_Lines of data:_

------------------------------

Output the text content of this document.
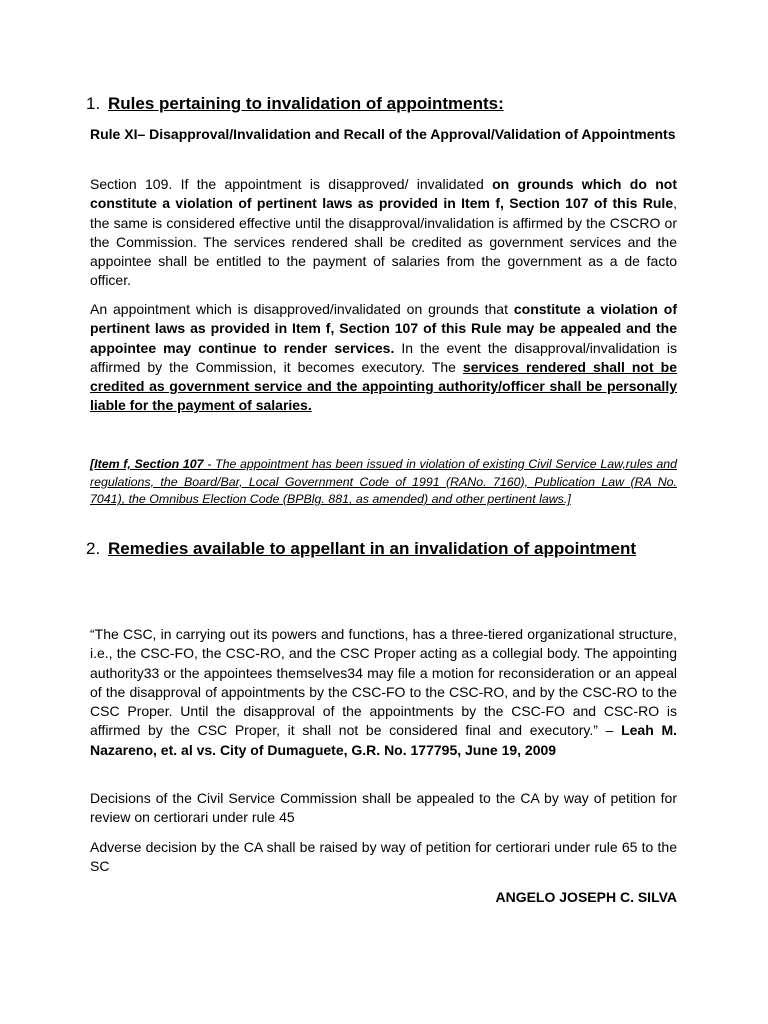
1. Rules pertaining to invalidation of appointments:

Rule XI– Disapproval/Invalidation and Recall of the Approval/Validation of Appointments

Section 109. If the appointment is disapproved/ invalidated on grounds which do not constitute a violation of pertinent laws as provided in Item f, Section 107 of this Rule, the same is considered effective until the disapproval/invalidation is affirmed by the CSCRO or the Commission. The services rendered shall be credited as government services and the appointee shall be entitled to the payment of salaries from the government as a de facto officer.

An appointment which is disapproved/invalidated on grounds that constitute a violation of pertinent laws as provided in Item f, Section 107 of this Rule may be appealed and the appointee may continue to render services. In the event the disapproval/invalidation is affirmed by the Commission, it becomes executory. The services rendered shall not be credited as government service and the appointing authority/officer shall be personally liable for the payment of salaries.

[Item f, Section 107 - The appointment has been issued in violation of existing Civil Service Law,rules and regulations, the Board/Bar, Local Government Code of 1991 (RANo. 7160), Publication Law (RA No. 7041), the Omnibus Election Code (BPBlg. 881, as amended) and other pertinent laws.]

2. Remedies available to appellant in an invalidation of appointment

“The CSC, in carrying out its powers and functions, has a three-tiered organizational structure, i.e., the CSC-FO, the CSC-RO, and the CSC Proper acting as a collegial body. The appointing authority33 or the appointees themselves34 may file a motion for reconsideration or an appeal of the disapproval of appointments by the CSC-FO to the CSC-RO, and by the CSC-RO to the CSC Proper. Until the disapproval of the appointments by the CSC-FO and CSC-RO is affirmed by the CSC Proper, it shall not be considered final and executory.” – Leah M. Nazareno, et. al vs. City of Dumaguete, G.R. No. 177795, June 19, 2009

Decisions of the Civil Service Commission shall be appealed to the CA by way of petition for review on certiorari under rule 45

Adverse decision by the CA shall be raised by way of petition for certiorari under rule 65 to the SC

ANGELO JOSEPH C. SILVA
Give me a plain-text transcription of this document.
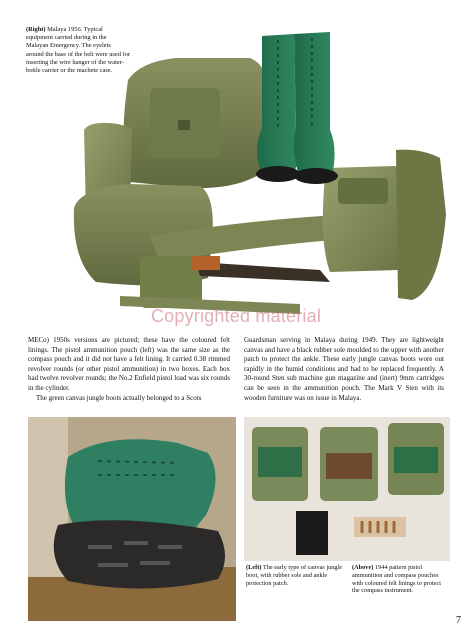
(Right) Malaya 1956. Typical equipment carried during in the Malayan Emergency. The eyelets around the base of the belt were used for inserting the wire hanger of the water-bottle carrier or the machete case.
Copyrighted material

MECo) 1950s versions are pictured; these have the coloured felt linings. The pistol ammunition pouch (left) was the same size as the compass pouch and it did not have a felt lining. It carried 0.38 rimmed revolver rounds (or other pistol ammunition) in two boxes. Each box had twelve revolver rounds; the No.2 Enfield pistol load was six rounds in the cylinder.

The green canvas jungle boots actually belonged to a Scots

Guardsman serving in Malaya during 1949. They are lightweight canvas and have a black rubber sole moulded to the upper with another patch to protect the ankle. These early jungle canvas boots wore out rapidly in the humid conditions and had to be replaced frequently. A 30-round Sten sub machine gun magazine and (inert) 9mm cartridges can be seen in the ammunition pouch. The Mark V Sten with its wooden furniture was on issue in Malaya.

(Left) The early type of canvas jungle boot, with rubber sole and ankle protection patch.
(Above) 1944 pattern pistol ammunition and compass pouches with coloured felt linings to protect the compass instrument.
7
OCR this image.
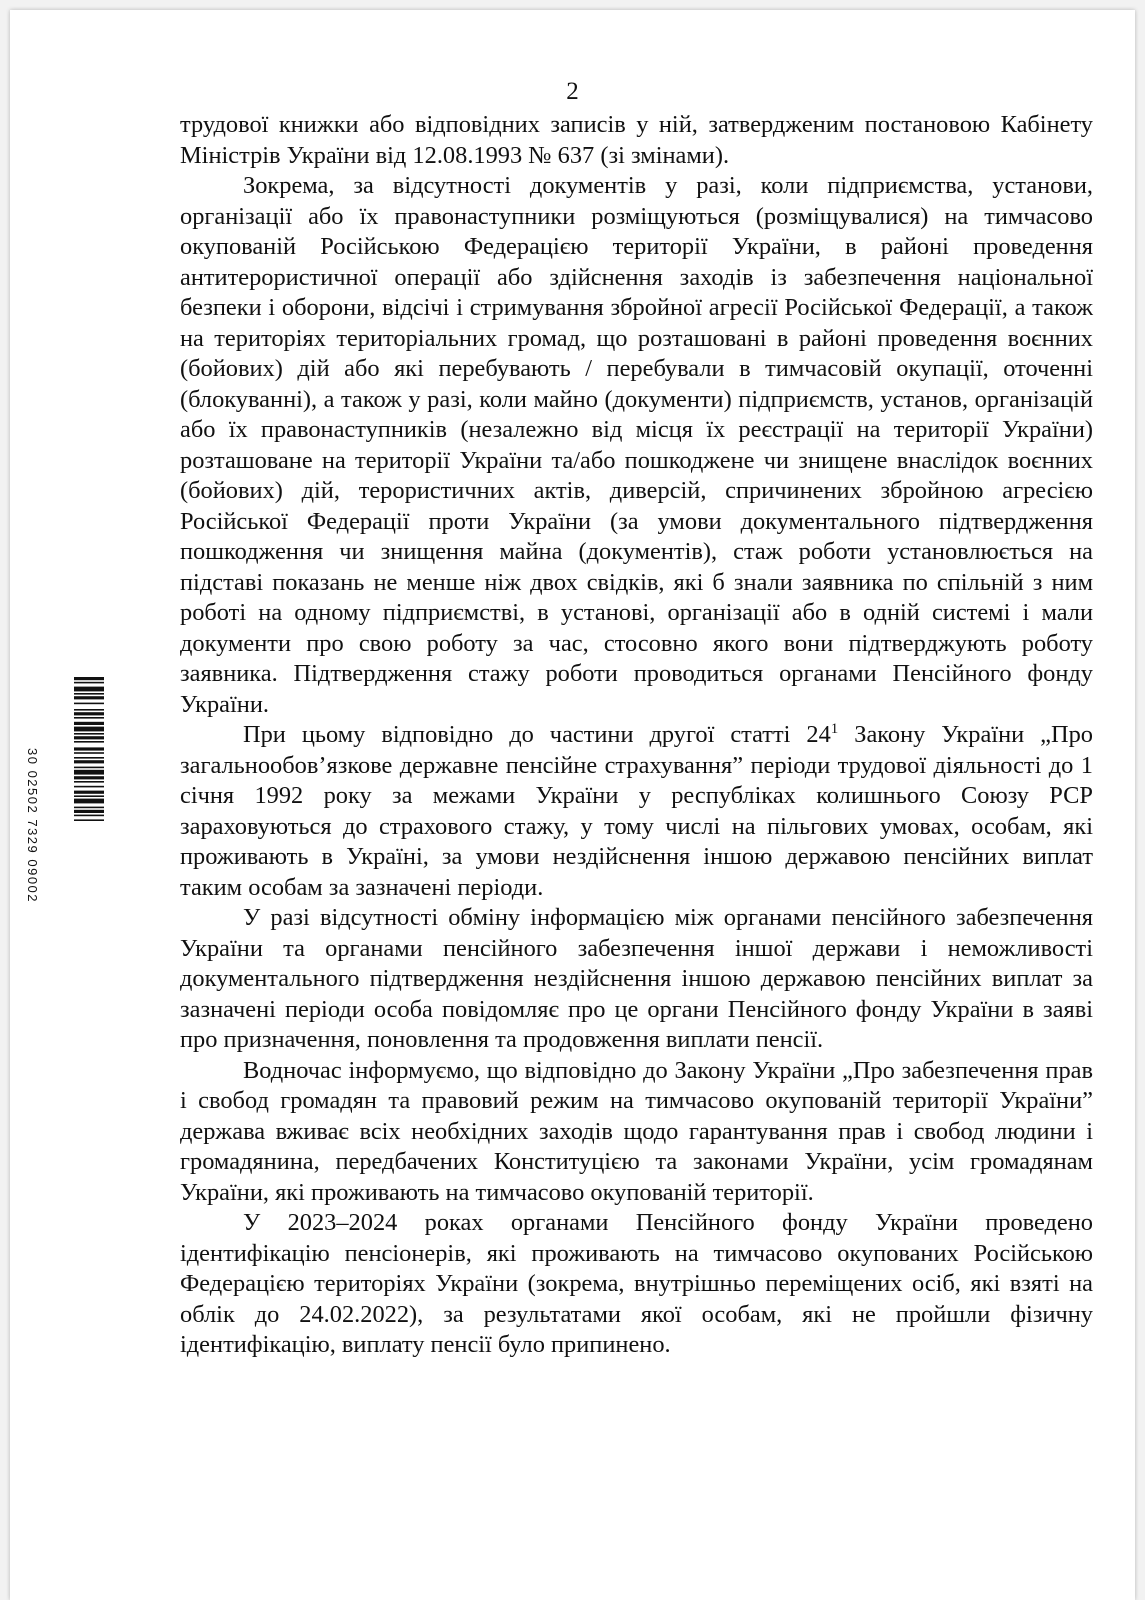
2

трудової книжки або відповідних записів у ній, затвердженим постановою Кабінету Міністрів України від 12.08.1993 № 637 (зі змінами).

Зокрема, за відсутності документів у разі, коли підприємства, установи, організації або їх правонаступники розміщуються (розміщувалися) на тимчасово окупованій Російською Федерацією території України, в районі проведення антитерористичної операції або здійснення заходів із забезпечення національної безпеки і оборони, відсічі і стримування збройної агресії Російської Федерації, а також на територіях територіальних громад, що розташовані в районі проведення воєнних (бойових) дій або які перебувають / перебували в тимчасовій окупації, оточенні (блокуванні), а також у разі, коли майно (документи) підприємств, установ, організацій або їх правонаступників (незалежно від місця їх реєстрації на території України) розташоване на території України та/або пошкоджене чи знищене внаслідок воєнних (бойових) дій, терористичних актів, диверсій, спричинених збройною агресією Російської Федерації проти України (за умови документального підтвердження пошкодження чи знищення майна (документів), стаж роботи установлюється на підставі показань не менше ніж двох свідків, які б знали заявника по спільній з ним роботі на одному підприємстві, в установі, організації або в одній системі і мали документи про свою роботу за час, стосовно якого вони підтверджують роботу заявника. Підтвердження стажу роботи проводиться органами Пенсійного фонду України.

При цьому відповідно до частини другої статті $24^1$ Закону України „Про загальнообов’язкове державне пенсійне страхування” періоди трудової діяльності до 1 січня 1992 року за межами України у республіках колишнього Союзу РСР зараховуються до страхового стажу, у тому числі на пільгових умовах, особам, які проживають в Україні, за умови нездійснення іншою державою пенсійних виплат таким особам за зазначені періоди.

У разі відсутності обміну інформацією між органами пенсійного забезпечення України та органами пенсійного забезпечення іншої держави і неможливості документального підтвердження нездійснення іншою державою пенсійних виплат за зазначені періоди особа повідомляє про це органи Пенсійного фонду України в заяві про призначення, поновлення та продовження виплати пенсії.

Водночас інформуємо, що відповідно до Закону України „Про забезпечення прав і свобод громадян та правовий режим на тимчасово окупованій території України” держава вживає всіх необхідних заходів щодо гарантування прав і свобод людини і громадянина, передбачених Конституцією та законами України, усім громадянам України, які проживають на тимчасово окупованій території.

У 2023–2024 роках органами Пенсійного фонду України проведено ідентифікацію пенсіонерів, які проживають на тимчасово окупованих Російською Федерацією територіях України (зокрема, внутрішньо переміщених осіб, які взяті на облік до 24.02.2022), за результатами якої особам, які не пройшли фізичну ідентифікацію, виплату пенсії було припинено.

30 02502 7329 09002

------------------------------

_INSTRUCTIONS TO FOLLOW:_
Sift through the entries and copy every line with "during".

_RESULT OF THIS TASK:_
(Right) Malaya 1956. Typical equipment carried during in the Malayan Emergency. The eyelets around the base of the belt were used for inserting the wire hanger of the water-bottle carrier or the machete case.
Guardsman serving in Malaya during 1949. They are lightweight canvas and have a black rubber sole moulded to the upper with another patch to protect the ankle. These early jungle canvas boots wore out rapidly in the humid conditions and had to be replaced frequently. A 30-round Sten sub machine gun magazine and (inert) 9mm cartridges can be seen in the ammunition pouch. The Mark V Sten with its wooden furniture was on issue in Malaya.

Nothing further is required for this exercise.